----- Source material
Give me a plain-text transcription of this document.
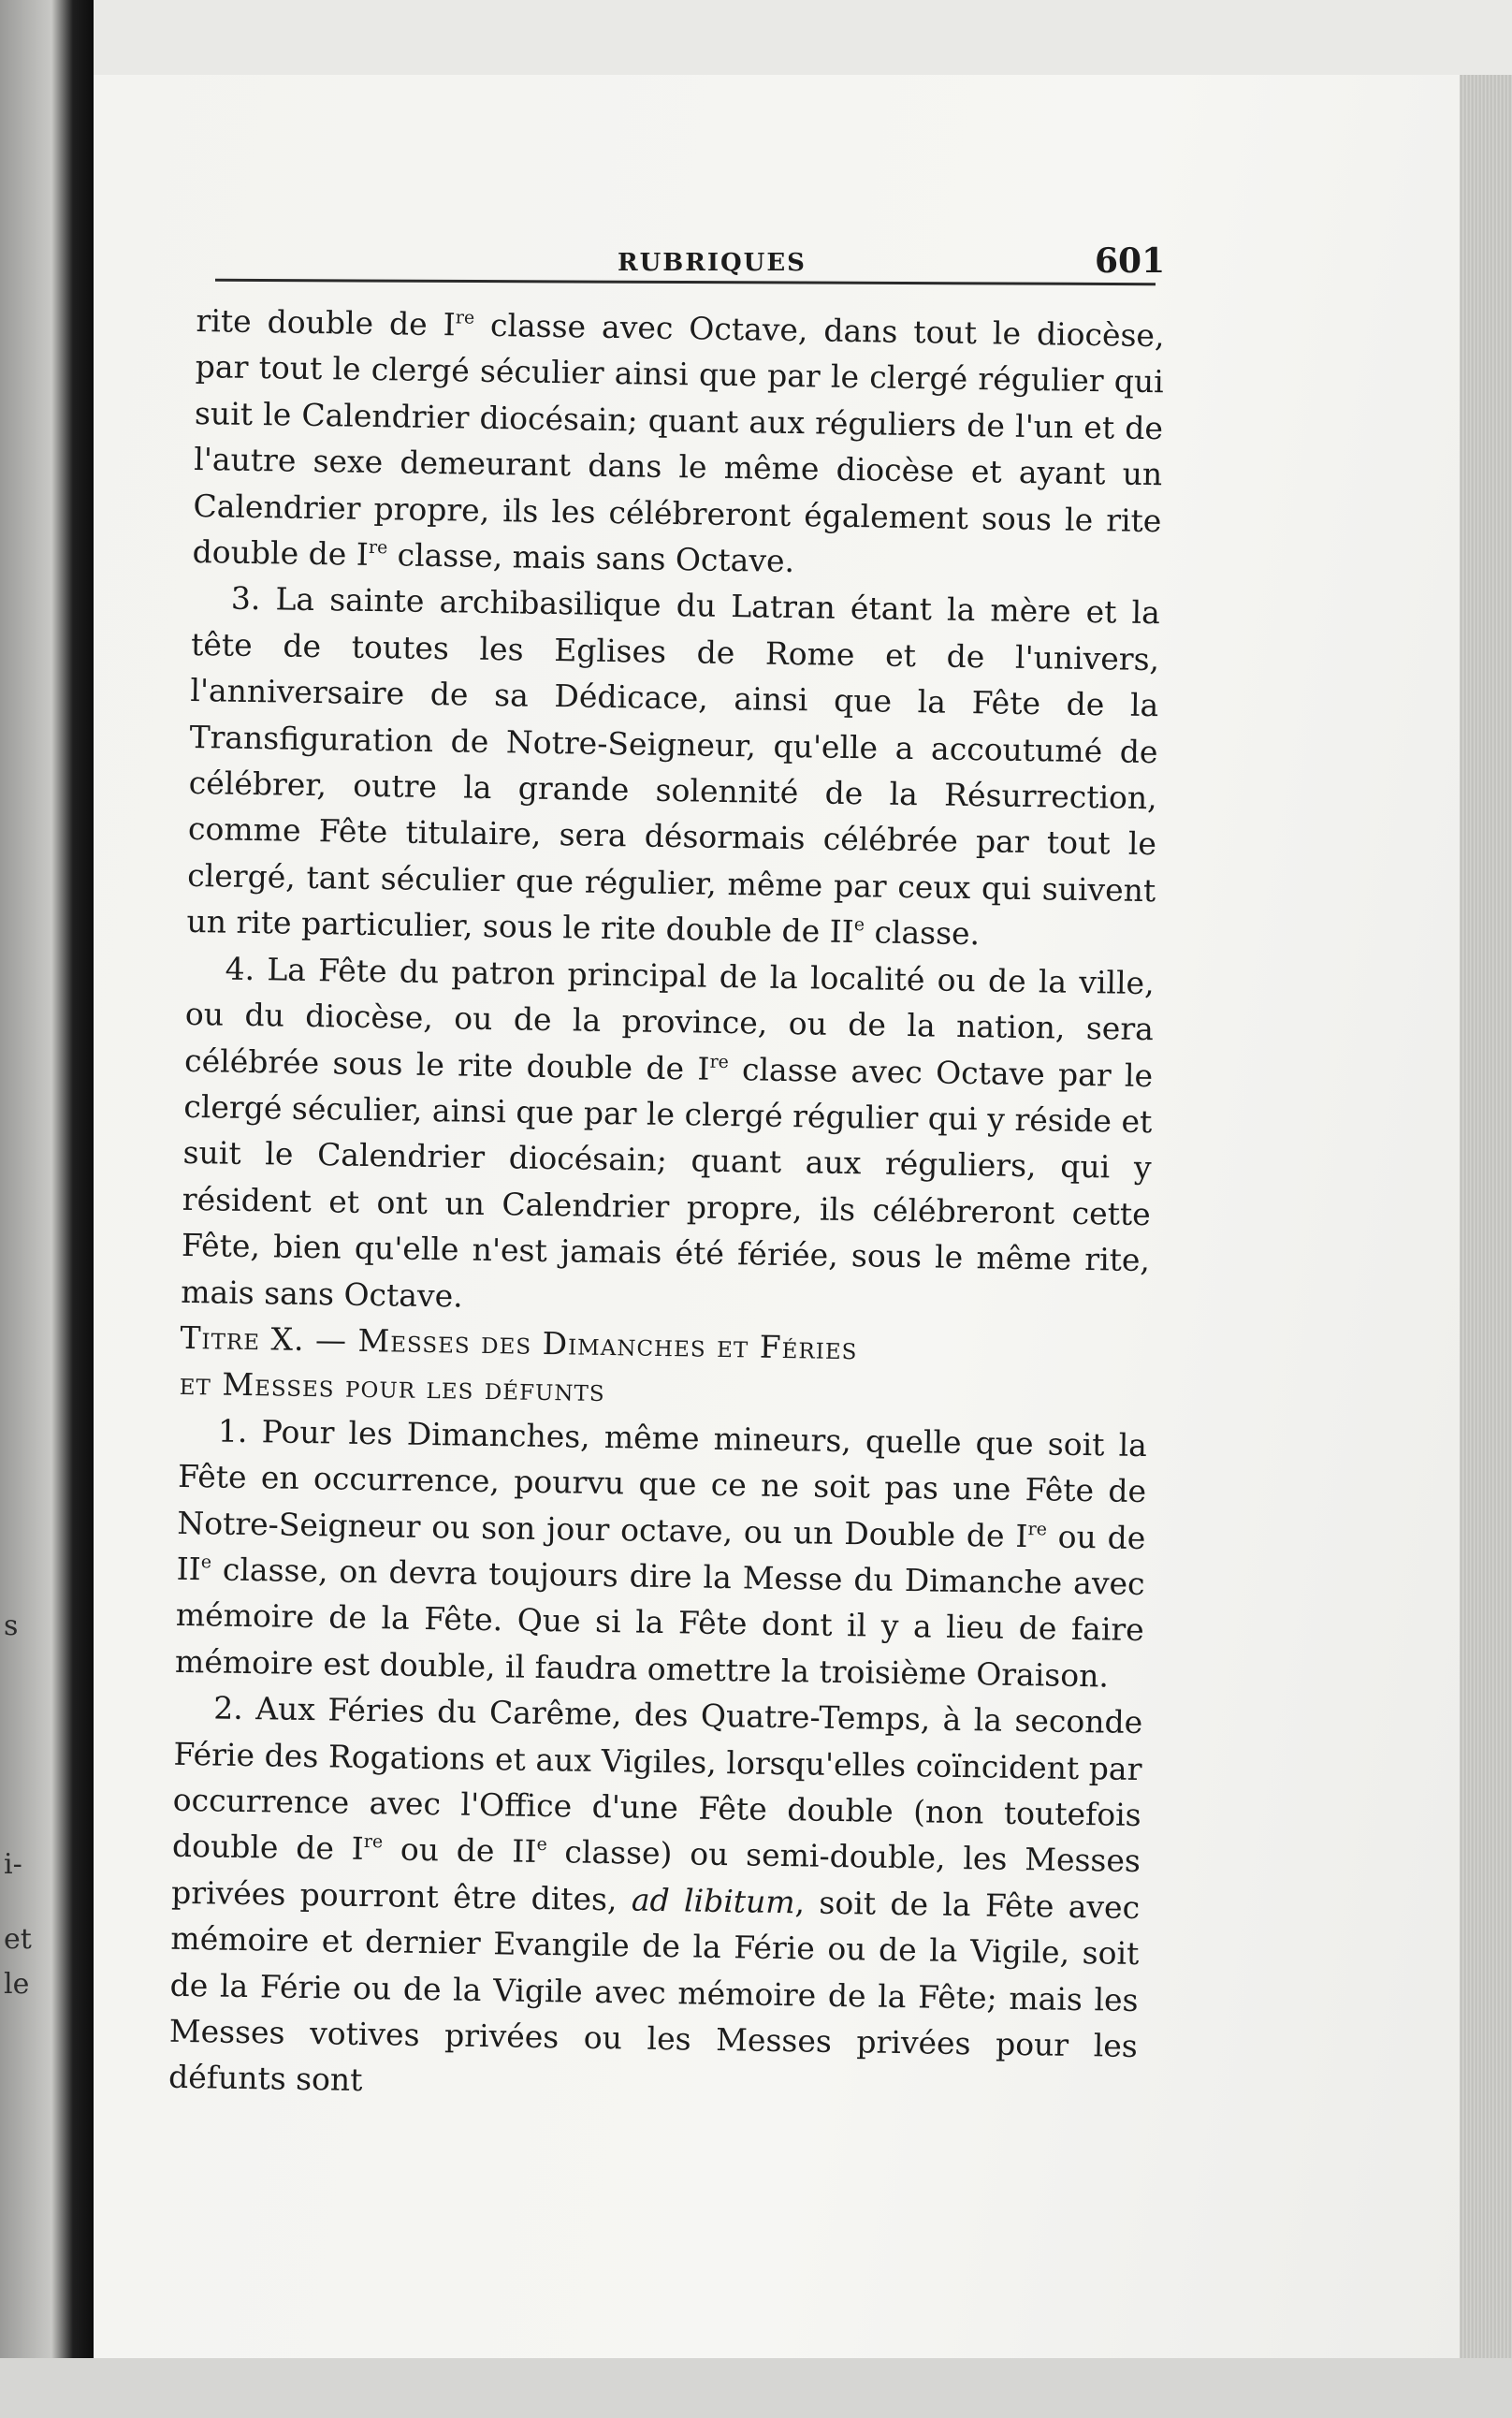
i-
et
le
s
RUBRIQUES	601

rite double de Ire classe avec Octave, dans tout le diocèse, par tout le clergé séculier ainsi que par le clergé régulier qui suit le Calendrier diocésain; quant aux réguliers de l'un et de l'autre sexe demeurant dans le même diocèse et ayant un Calendrier propre, ils les célébreront également sous le rite double de Ire classe, mais sans Octave.

3. La sainte archibasilique du Latran étant la mère et la tête de toutes les Eglises de Rome et de l'univers, l'anniversaire de sa Dédicace, ainsi que la Fête de la Transfiguration de Notre-Seigneur, qu'elle a accoutumé de célébrer, outre la grande solennité de la Résurrection, comme Fête titulaire, sera désormais célébrée par tout le clergé, tant séculier que régulier, même par ceux qui suivent un rite particulier, sous le rite double de IIe classe.

4. La Fête du patron principal de la localité ou de la ville, ou du diocèse, ou de la province, ou de la nation, sera célébrée sous le rite double de Ire classe avec Octave par le clergé séculier, ainsi que par le clergé régulier qui y réside et suit le Calendrier diocésain; quant aux réguliers, qui y résident et ont un Calendrier propre, ils célébreront cette Fête, bien qu'elle n'est jamais été fériée, sous le même rite, mais sans Octave.

Titre X. — Messes des Dimanches et Féries

et Messes pour les défunts

1. Pour les Dimanches, même mineurs, quelle que soit la Fête en occurrence, pourvu que ce ne soit pas une Fête de Notre-Seigneur ou son jour octave, ou un Double de Ire ou de IIe classe, on devra toujours dire la Messe du Dimanche avec mémoire de la Fête. Que si la Fête dont il y a lieu de faire mémoire est double, il faudra omettre la troisième Oraison.

2. Aux Féries du Carême, des Quatre-Temps, à la seconde Férie des Rogations et aux Vigiles, lorsqu'elles coïncident par occurrence avec l'Office d'une Fête double (non toutefois double de Ire ou de IIe classe) ou semi-double, les Messes privées pourront être dites, ad libitum, soit de la Fête avec mémoire et dernier Evangile de la Férie ou de la Vigile, soit de la Férie ou de la Vigile avec mémoire de la Fête; mais les Messes votives privées ou les Messes privées pour les défunts sont
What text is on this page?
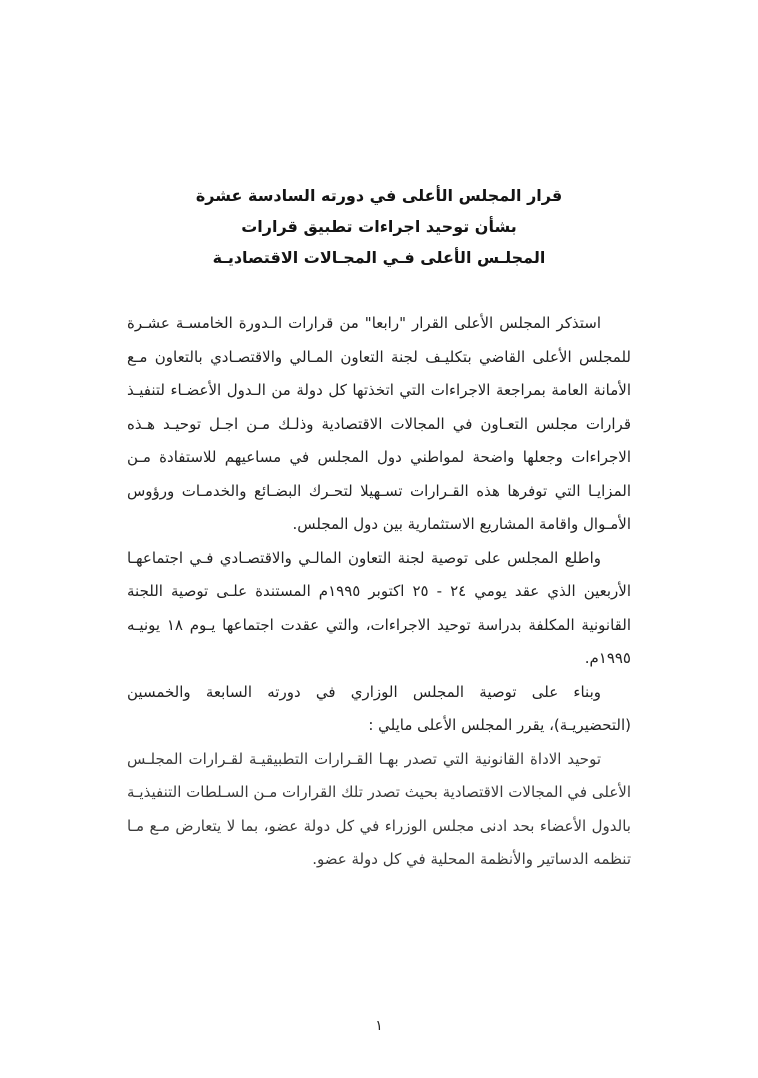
قرار المجلس الأعلى في دورته السادسة عشرة
بشأن توحيد اجراءات تطبيق قرارات
المجلـس الأعلى فـي المجـالات الاقتصاديـة

استذكر المجلس الأعلى القرار "رابعا" من قرارات الـدورة الخامسـة عشـرة للمجلس الأعلى القاضي بتكليـف لجنة التعاون المـالي والاقتصـادي بالتعاون مـع الأمانة العامة بمراجعة الاجراءات التي اتخذتها كل دولة من الـدول الأعضـاء لتنفيـذ قرارات مجلس التعـاون في المجالات الاقتصادية وذلـك مـن اجـل توحيـد هـذه الاجراءات وجعلها واضحة لمواطني دول المجلس في مساعيهم للاستفادة مـن المزايـا التي توفرها هذه القـرارات تسـهيلا لتحـرك البضـائع والخدمـات ورؤوس الأمـوال واقامة المشاريع الاستثمارية بين دول المجلس.

واطلع المجلس على توصية لجنة التعاون المالـي والاقتصـادي فـي اجتماعهـا الأربعين الذي عقد يومي ٢٤ - ٢٥ اكتوبر ١٩٩٥م المستندة علـى توصية اللجنة القانونية المكلفة بدراسة توحيد الاجراءات، والتي عقدت اجتماعها يـوم ١٨ يونيـه ١٩٩٥م.

وبناء على توصية المجلس الوزاري في دورته السابعة والخمسين (التحضيريـة)، يقرر المجلس الأعلى مايلي :

توحيد الاداة القانونية التي تصدر بهـا القـرارات التطبيقيـة لقـرارات المجلـس الأعلى في المجالات الاقتصادية بحيث تصدر تلك القرارات مـن السـلطات التنفيذيـة بالدول الأعضاء بحد ادنى مجلس الوزراء في كل دولة عضو، بما لا يتعارض مـع مـا تنظمه الدساتير والأنظمة المحلية في كل دولة عضو.

١
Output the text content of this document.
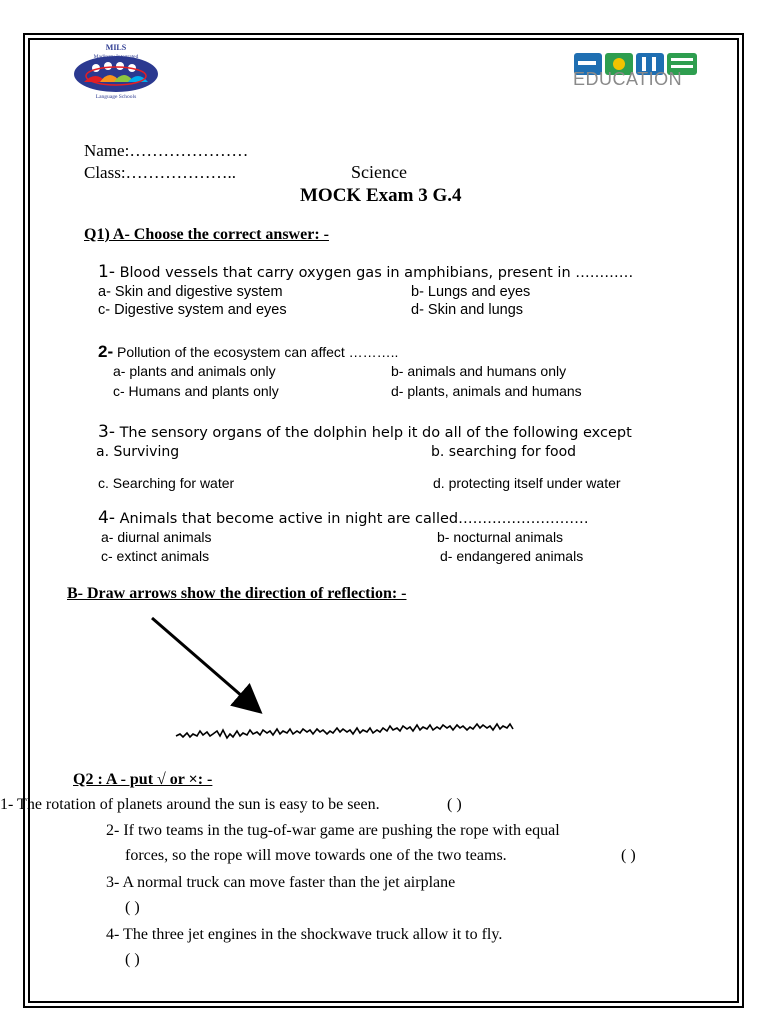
MILS
Madinaty Integrated
Language Schools
EDUCATION
Name:…………………
Class:………………..	Science
MOCK Exam 3 G.4
Q1) A- Choose the correct answer: -
1- Blood vessels that carry oxygen gas in amphibians, present in …………
a- Skin and digestive system	b- Lungs and eyes
c- Digestive system and eyes	d- Skin and lungs
2- Pollution of the ecosystem can affect ………..
a- plants and animals only	b- animals and humans only
c- Humans and plants only	d- plants, animals and humans
3- The sensory organs of the dolphin help it do all of the following except
a. Surviving	b. searching for food
c. Searching for water	d. protecting itself under water
4- Animals that become active in night are called………………………
a- diurnal animals	b- nocturnal animals
c- extinct animals	d- endangered animals
B- Draw arrows show the direction of reflection: -
Q2 : A - put √ or ×: -
1- The rotation of planets around the sun is easy to be seen.	( )
2- If two teams in the tug-of-war game are pushing the rope with equal
forces, so the rope will move towards one of the two teams.	( )
3- A normal truck can move faster than the jet airplane
( )
4- The three jet engines in the shockwave truck allow it to fly.
( )
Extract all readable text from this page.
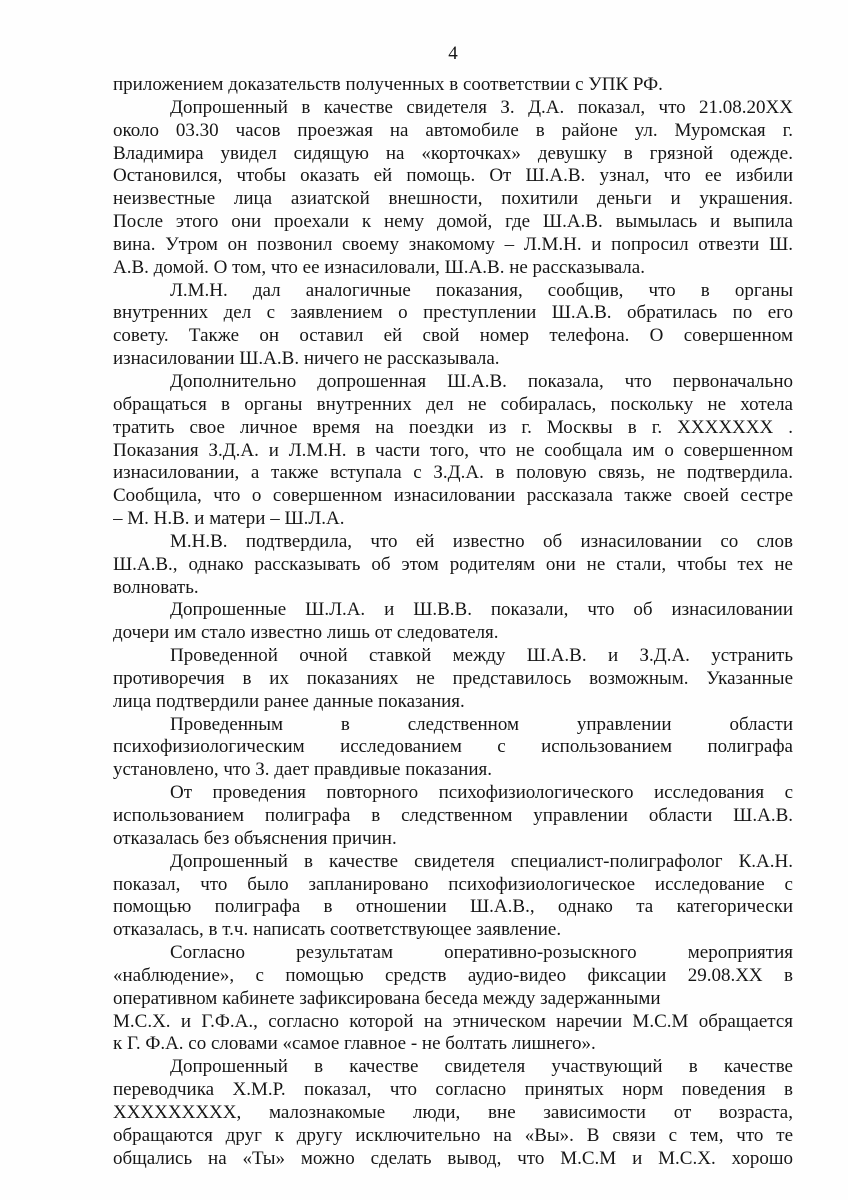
4
приложением доказательств полученных в соответствии с УПК РФ.
Допрошенный в качестве свидетеля З. Д.А. показал, что 21.08.20XX
около 03.30 часов проезжая на автомобиле в районе ул. Муромская г.
Владимира увидел сидящую на «корточках» девушку в грязной одежде.
Остановился, чтобы оказать ей помощь. От Ш.А.В. узнал, что ее избили
неизвестные лица азиатской внешности, похитили деньги и украшения.
После этого они проехали к нему домой, где Ш.А.В. вымылась и выпила
вина. Утром он позвонил своему знакомому – Л.М.Н. и попросил отвезти Ш.
А.В. домой. О том, что ее изнасиловали, Ш.А.В. не рассказывала.
Л.М.Н. дал аналогичные показания, сообщив, что в органы
внутренних дел с заявлением о преступлении Ш.А.В. обратилась по его
совету. Также он оставил ей свой номер телефона. О совершенном
изнасиловании Ш.А.В. ничего не рассказывала.
Дополнительно допрошенная Ш.А.В. показала, что первоначально
обращаться в органы внутренних дел не собиралась, поскольку не хотела
тратить свое личное время на поездки из г. Москвы в г. XXXXXXX .
Показания З.Д.А. и Л.М.Н. в части того, что не сообщала им о совершенном
изнасиловании, а также вступала с З.Д.А. в половую связь, не подтвердила.
Сообщила, что о совершенном изнасиловании рассказала также своей сестре
– М. Н.В. и матери – Ш.Л.А.
М.Н.В. подтвердила, что ей известно об изнасиловании со слов
Ш.А.В., однако рассказывать об этом родителям они не стали, чтобы тех не
волновать.
Допрошенные Ш.Л.А. и Ш.В.В. показали, что об изнасиловании
дочери им стало известно лишь от следователя.
Проведенной очной ставкой между Ш.А.В. и З.Д.А. устранить
противоречия в их показаниях не представилось возможным. Указанные
лица подтвердили ранее данные показания.
Проведенным в следственном управлении области
психофизиологическим исследованием с использованием полиграфа
установлено, что З. дает правдивые показания.
От проведения повторного психофизиологического исследования с
использованием полиграфа в следственном управлении области Ш.А.В.
отказалась без объяснения причин.
Допрошенный в качестве свидетеля специалист-полиграфолог К.А.Н.
показал, что было запланировано психофизиологическое исследование с
помощью полиграфа в отношении Ш.А.В., однако та категорически
отказалась, в т.ч. написать соответствующее заявление.
Согласно результатам оперативно-розыскного мероприятия
«наблюдение», с помощью средств аудио-видео фиксации 29.08.XX в
оперативном кабинете зафиксирована беседа между задержанными
М.С.Х. и Г.Ф.А., согласно которой на этническом наречии М.С.М обращается
к Г. Ф.А. со словами «самое главное - не болтать лишнего».
Допрошенный в качестве свидетеля участвующий в качестве
переводчика Х.М.Р. показал, что согласно принятых норм поведения в
XXXXXXXXX, малознакомые люди, вне зависимости от возраста,
обращаются друг к другу исключительно на «Вы». В связи с тем, что те
общались на «Ты» можно сделать вывод, что М.С.М и М.С.Х. хорошо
----------
• Problem to solve
Work out how many lines of the listing above include the word "المجلس". Report only the number.

• Expected output
4